>> start Data shown

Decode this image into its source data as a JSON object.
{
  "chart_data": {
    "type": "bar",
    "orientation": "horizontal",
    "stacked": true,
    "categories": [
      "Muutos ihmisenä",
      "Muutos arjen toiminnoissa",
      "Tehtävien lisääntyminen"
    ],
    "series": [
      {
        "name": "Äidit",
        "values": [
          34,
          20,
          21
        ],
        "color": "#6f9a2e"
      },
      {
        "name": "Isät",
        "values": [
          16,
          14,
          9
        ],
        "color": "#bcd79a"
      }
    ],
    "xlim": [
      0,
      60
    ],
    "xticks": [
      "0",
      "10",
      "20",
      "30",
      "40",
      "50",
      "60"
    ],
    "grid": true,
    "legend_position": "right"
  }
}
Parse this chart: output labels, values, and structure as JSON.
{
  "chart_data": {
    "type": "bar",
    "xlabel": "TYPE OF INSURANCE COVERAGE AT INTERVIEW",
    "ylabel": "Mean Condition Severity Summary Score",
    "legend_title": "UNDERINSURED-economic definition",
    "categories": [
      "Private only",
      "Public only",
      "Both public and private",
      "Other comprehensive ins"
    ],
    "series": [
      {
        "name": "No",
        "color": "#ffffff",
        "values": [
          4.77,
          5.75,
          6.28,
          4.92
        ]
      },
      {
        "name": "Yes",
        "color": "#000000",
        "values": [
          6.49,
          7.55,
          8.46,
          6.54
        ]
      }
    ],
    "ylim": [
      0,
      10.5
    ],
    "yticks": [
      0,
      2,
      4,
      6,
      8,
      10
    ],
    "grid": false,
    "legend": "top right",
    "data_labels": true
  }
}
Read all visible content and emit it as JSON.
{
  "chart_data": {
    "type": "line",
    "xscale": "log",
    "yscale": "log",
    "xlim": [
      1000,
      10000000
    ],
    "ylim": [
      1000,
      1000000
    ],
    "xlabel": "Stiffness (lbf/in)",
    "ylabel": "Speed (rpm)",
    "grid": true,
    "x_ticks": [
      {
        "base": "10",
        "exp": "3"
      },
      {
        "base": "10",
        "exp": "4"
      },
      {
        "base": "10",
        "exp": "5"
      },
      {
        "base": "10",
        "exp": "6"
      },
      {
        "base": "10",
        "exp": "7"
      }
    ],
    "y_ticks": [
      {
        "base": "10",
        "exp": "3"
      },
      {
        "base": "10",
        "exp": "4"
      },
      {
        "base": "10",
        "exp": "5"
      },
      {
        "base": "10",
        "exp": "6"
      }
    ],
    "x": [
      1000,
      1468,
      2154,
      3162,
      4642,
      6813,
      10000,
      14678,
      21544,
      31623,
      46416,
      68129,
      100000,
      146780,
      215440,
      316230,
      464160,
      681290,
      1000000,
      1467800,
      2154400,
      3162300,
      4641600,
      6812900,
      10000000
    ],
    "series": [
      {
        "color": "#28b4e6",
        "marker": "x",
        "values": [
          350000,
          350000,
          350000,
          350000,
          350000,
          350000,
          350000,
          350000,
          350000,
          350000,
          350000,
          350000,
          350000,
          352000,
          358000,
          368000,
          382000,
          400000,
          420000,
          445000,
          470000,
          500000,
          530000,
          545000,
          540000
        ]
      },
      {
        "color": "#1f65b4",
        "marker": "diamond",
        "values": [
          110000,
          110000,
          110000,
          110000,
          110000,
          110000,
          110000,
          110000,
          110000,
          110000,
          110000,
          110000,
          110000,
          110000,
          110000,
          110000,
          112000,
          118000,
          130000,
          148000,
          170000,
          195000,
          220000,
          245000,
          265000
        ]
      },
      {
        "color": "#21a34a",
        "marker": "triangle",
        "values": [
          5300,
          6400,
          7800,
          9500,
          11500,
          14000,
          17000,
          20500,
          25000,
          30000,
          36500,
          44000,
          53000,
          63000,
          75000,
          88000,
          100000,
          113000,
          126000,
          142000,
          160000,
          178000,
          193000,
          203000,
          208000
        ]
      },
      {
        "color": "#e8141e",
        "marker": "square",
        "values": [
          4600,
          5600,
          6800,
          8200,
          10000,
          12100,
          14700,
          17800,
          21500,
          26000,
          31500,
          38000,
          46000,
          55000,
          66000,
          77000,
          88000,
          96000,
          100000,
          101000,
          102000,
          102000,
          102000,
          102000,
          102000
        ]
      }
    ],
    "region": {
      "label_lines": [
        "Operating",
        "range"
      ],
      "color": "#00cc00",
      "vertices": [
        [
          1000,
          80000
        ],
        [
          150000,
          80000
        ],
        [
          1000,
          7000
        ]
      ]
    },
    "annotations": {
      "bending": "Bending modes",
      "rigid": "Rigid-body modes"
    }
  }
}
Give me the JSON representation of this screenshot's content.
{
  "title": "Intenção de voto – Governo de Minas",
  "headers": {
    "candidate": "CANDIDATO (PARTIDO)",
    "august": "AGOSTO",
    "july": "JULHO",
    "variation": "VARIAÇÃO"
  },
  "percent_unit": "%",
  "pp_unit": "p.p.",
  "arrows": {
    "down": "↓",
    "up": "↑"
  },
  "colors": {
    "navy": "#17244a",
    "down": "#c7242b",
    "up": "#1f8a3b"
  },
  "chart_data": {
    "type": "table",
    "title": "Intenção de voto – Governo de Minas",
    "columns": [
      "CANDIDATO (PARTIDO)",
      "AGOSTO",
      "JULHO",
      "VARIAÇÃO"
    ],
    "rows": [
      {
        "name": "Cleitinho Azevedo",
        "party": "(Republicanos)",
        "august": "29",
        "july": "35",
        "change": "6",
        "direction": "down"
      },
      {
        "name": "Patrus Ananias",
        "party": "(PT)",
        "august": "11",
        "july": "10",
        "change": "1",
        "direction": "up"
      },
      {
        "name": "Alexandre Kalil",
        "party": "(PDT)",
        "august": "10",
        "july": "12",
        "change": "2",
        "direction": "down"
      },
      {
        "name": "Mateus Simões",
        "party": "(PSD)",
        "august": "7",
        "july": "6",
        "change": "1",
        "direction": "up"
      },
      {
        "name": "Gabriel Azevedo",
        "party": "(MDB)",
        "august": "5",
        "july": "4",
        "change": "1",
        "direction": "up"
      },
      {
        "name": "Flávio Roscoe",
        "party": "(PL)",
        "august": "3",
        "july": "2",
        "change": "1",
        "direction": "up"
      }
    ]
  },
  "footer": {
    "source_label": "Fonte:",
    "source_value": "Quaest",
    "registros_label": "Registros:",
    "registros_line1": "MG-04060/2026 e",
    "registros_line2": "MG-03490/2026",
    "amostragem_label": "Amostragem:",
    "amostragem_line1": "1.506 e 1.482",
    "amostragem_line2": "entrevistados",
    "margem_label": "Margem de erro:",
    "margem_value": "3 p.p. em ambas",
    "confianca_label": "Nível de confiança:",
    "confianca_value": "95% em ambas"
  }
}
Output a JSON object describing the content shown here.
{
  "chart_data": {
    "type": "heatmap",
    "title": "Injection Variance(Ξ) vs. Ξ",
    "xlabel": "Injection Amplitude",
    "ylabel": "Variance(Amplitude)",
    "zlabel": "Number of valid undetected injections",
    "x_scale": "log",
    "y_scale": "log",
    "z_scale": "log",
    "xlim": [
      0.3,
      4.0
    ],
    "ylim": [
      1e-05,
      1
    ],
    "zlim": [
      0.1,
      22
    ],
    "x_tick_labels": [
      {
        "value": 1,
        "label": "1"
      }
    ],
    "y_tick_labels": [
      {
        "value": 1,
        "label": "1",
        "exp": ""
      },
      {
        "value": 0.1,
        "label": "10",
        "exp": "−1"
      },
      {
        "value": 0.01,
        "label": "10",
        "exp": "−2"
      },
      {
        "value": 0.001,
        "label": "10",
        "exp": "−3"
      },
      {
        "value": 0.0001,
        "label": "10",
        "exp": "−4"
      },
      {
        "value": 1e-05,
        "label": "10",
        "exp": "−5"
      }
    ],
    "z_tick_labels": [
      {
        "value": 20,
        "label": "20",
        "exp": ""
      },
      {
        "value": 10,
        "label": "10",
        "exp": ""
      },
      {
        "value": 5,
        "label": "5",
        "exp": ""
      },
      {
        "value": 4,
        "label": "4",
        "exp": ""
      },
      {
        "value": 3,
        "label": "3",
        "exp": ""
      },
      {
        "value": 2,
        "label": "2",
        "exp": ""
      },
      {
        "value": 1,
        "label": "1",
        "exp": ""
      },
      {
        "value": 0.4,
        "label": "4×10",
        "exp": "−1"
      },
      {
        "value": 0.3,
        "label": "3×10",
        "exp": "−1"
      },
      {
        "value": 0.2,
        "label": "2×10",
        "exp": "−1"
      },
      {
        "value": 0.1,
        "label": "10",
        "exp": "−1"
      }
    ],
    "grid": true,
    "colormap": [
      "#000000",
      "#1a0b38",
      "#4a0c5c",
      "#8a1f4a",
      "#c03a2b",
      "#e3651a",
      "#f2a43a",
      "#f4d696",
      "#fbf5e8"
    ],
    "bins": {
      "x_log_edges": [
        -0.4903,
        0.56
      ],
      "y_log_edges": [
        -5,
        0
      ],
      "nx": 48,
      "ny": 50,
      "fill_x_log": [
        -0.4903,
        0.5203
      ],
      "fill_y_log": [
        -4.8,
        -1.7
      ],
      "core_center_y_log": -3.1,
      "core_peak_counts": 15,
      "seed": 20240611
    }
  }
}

>> end Data shown

- Aim -
Read the data above and pull out each line that holds the string "Muutos".

- Exercise response -
      "Muutos ihmisenä",
      "Muutos arjen toiminnoissa",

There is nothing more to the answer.